| Your task |
Write out exactly the lines running from the one that contains "Output the text content of this document." through the end of the material.

* * * * * * *

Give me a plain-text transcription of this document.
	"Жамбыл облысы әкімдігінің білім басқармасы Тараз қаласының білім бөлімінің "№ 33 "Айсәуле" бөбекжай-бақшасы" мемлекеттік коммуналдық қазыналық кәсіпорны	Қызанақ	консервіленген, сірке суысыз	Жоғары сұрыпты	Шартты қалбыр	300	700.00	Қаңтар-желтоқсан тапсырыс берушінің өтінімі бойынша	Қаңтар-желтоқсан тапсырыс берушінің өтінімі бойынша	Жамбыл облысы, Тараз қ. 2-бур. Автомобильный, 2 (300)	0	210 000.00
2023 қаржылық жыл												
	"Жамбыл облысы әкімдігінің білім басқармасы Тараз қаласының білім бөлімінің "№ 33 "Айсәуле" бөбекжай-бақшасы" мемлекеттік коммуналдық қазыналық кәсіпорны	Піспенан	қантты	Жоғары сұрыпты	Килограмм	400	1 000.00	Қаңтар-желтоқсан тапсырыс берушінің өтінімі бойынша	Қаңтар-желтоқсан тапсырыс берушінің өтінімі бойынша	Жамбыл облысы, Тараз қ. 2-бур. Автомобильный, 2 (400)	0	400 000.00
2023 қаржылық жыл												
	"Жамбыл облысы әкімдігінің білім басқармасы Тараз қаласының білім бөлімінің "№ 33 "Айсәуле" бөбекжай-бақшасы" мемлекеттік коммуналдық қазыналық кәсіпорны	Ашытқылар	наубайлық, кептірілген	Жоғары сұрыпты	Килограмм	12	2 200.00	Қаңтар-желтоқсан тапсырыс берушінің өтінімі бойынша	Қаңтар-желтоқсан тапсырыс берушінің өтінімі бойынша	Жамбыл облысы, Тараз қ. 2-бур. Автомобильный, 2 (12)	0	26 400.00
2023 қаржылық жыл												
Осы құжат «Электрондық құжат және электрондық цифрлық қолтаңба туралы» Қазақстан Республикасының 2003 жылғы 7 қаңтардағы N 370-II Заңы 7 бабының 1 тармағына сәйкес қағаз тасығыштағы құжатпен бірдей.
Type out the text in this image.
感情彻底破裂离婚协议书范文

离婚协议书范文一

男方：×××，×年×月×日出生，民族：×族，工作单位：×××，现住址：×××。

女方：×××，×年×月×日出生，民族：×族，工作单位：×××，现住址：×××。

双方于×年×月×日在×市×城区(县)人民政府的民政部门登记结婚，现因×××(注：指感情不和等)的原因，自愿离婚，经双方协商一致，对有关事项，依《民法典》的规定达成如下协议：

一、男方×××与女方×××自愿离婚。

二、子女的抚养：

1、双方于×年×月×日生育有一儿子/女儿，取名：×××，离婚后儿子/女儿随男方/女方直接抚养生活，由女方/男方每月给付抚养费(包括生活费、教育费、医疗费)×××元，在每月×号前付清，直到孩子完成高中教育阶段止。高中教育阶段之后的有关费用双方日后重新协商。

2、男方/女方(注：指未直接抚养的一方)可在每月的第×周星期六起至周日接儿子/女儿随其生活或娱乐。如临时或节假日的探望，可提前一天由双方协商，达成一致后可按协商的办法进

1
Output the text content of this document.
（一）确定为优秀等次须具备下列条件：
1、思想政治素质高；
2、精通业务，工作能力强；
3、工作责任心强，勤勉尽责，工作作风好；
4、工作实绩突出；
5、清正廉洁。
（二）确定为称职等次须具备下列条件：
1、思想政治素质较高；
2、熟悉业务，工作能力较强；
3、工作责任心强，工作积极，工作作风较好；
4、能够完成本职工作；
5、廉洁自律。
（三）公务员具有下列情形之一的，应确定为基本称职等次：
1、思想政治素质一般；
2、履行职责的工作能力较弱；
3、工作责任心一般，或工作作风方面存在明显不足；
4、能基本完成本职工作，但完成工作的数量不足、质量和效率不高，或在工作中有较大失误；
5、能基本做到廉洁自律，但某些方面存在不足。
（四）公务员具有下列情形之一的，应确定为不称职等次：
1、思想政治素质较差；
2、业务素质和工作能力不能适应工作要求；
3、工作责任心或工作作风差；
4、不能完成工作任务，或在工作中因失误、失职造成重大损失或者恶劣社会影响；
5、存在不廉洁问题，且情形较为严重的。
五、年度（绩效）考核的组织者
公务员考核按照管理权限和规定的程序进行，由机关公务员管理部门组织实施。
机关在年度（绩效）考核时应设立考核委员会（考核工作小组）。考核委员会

* * * * * * *

| Solution for this problem |
Output the text content of this document.
（一）确定为优秀等次须具备下列条件：
1、思想政治素质高；
2、精通业务，工作能力强；
3、工作责任心强，勤勉尽责，工作作风好；
4、工作实绩突出；
5、清正廉洁。
（二）确定为称职等次须具备下列条件：
1、思想政治素质较高；
2、熟悉业务，工作能力较强；
3、工作责任心强，工作积极，工作作风较好；
4、能够完成本职工作；
5、廉洁自律。
（三）公务员具有下列情形之一的，应确定为基本称职等次：
1、思想政治素质一般；
2、履行职责的工作能力较弱；
3、工作责任心一般，或工作作风方面存在明显不足；
4、能基本完成本职工作，但完成工作的数量不足、质量和效率不高，或在工作中有较大失误；
5、能基本做到廉洁自律，但某些方面存在不足。
（四）公务员具有下列情形之一的，应确定为不称职等次：
1、思想政治素质较差；
2、业务素质和工作能力不能适应工作要求；
3、工作责任心或工作作风差；
4、不能完成工作任务，或在工作中因失误、失职造成重大损失或者恶劣社会影响；
5、存在不廉洁问题，且情形较为严重的。
五、年度（绩效）考核的组织者
公务员考核按照管理权限和规定的程序进行，由机关公务员管理部门组织实施。
机关在年度（绩效）考核时应设立考核委员会（考核工作小组）。考核委员会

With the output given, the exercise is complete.